- Objective -
Every line of the material is to be quoted verbatim, minus the pictures.

=== Supplied data ===

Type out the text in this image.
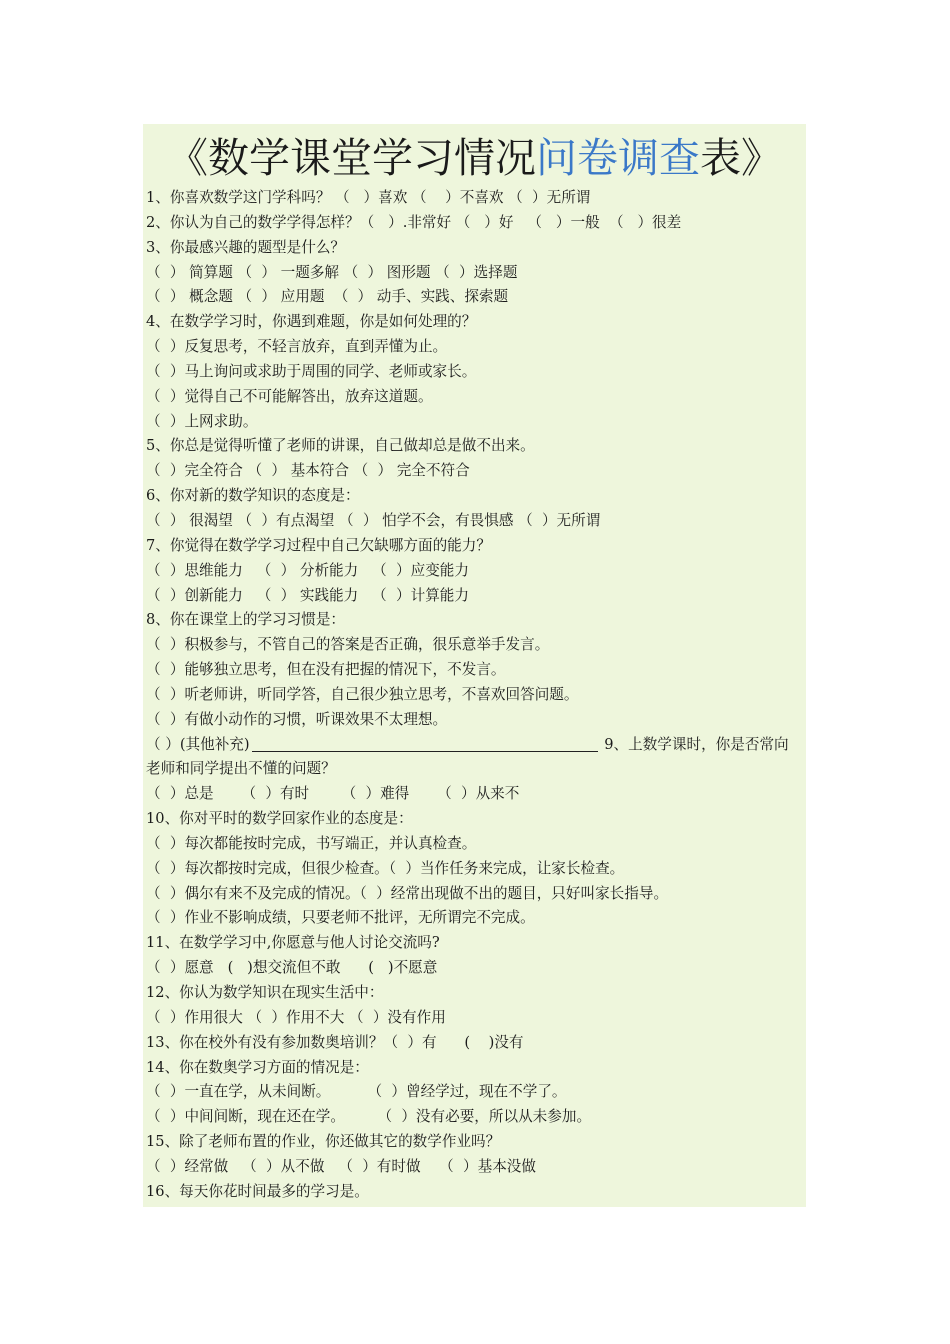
《数学课堂学习情况问卷调查表》
1、你喜欢数学这门学科吗？ （   ）喜欢 （    ）不喜欢 （  ）无所谓
2、你认为自己的数学学得怎样？（   ）.非常好 （   ）好   （   ）一般  （   ）很差
3、你最感兴趣的题型是什么？
（  ） 简算题 （  ） 一题多解 （  ） 图形题 （  ）选择题
（  ） 概念题 （  ） 应用题  （  ） 动手、实践、探索题
4、在数学学习时，你遇到难题，你是如何处理的？
（  ）反复思考，不轻言放弃，直到弄懂为止。
（  ）马上询问或求助于周围的同学、老师或家长。
（  ）觉得自己不可能解答出，放弃这道题。
（  ）上网求助。
5、你总是觉得听懂了老师的讲课，自己做却总是做不出来。
（  ）完全符合 （  ） 基本符合 （  ） 完全不符合
6、你对新的数学知识的态度是：
（  ） 很渴望 （  ）有点渴望 （  ） 怕学不会，有畏惧感 （  ）无所谓
7、你觉得在数学学习过程中自己欠缺哪方面的能力？
（  ）思维能力   （  ） 分析能力   （  ）应变能力
（  ）创新能力   （  ） 实践能力   （  ）计算能力
8、你在课堂上的学习习惯是：
（  ）积极参与，不管自己的答案是否正确，很乐意举手发言。
（  ）能够独立思考，但在没有把握的情况下，不发言。
（  ）听老师讲，听同学答，自己很少独立思考，不喜欢回答问题。
（  ）有做小动作的习惯，听课效果不太理想。
（ ）(其他补充)	9、上数学课时，你是否常向
老师和同学提出不懂的问题？
（  ）总是      （  ）有时       （  ）难得      （  ）从来不
10、你对平时的数学回家作业的态度是：
（  ）每次都能按时完成，书写端正，并认真检查。
（  ）每次都按时完成，但很少检查。（  ）当作任务来完成，让家长检查。
（  ）偶尔有来不及完成的情况。（  ）经常出现做不出的题目，只好叫家长指导。
（  ）作业不影响成绩，只要老师不批评，无所谓完不完成。
11、在数学学习中,你愿意与他人讨论交流吗?
（  ）愿意   (   )想交流但不敢      (   )不愿意
12、你认为数学知识在现实生活中：
（  ）作用很大 （  ）作用不大 （  ）没有作用
13、你在校外有没有参加数奥培训？（  ）有      (    )没有
14、你在数奥学习方面的情况是：
（  ）一直在学，从未间断。        （  ）曾经学过，现在不学了。
（  ）中间间断，现在还在学。       （  ）没有必要，所以从未参加。
15、除了老师布置的作业，你还做其它的数学作业吗？
（  ）经常做   （  ）从不做   （  ）有时做    （  ）基本没做
16、每天你花时间最多的学习是。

===

- The response -
Type out the text in this image.
《数学课堂学习情况问卷调查表》
1、你喜欢数学这门学科吗？ （   ）喜欢 （    ）不喜欢 （  ）无所谓
2、你认为自己的数学学得怎样？（   ）.非常好 （   ）好   （   ）一般  （   ）很差
3、你最感兴趣的题型是什么？
（  ） 简算题 （  ） 一题多解 （  ） 图形题 （  ）选择题
（  ） 概念题 （  ） 应用题  （  ） 动手、实践、探索题
4、在数学学习时，你遇到难题，你是如何处理的？
（  ）反复思考，不轻言放弃，直到弄懂为止。
（  ）马上询问或求助于周围的同学、老师或家长。
（  ）觉得自己不可能解答出，放弃这道题。
（  ）上网求助。
5、你总是觉得听懂了老师的讲课，自己做却总是做不出来。
（  ）完全符合 （  ） 基本符合 （  ） 完全不符合
6、你对新的数学知识的态度是：
（  ） 很渴望 （  ）有点渴望 （  ） 怕学不会，有畏惧感 （  ）无所谓
7、你觉得在数学学习过程中自己欠缺哪方面的能力？
（  ）思维能力   （  ） 分析能力   （  ）应变能力
（  ）创新能力   （  ） 实践能力   （  ）计算能力
8、你在课堂上的学习习惯是：
（  ）积极参与，不管自己的答案是否正确，很乐意举手发言。
（  ）能够独立思考，但在没有把握的情况下，不发言。
（  ）听老师讲，听同学答，自己很少独立思考，不喜欢回答问题。
（  ）有做小动作的习惯，听课效果不太理想。
（ ）(其他补充)	9、上数学课时，你是否常向
老师和同学提出不懂的问题？
（  ）总是      （  ）有时       （  ）难得      （  ）从来不
10、你对平时的数学回家作业的态度是：
（  ）每次都能按时完成，书写端正，并认真检查。
（  ）每次都按时完成，但很少检查。（  ）当作任务来完成，让家长检查。
（  ）偶尔有来不及完成的情况。（  ）经常出现做不出的题目，只好叫家长指导。
（  ）作业不影响成绩，只要老师不批评，无所谓完不完成。
11、在数学学习中,你愿意与他人讨论交流吗?
（  ）愿意   (   )想交流但不敢      (   )不愿意
12、你认为数学知识在现实生活中：
（  ）作用很大 （  ）作用不大 （  ）没有作用
13、你在校外有没有参加数奥培训？（  ）有      (    )没有
14、你在数奥学习方面的情况是：
（  ）一直在学，从未间断。        （  ）曾经学过，现在不学了。
（  ）中间间断，现在还在学。       （  ）没有必要，所以从未参加。
15、除了老师布置的作业，你还做其它的数学作业吗？
（  ）经常做   （  ）从不做   （  ）有时做    （  ）基本没做
16、每天你花时间最多的学习是。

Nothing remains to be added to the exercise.